#### Aim of the exercise:
All lines in which the word "технологий" occurs are to be extracted.

#### Records shown:
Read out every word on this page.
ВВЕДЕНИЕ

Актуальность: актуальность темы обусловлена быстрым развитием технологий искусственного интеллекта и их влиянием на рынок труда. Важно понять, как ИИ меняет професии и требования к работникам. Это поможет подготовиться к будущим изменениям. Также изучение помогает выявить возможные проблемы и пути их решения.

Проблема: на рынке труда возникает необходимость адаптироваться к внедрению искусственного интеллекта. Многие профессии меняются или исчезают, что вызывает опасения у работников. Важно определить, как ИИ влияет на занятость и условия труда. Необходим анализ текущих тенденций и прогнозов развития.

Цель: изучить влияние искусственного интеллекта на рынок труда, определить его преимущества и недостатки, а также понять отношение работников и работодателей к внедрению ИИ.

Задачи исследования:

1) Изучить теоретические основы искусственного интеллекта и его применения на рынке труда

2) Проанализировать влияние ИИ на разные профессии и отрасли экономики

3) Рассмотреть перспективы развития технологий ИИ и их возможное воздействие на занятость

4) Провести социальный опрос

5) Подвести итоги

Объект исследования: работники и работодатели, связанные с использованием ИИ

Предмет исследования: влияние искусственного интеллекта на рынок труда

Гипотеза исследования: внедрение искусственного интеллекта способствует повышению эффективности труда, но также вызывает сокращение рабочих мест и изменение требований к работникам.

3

#### Final answer:
Актуальность: актуальность темы обусловлена быстрым развитием технологий искусственного интеллекта и их влиянием на рынок труда. Важно понять, как ИИ меняет професии и требования к работникам. Это поможет подготовиться к будущим изменениям. Также изучение помогает выявить возможные проблемы и пути их решения.
3) Рассмотреть перспективы развития технологий ИИ и их возможное воздействие на занятость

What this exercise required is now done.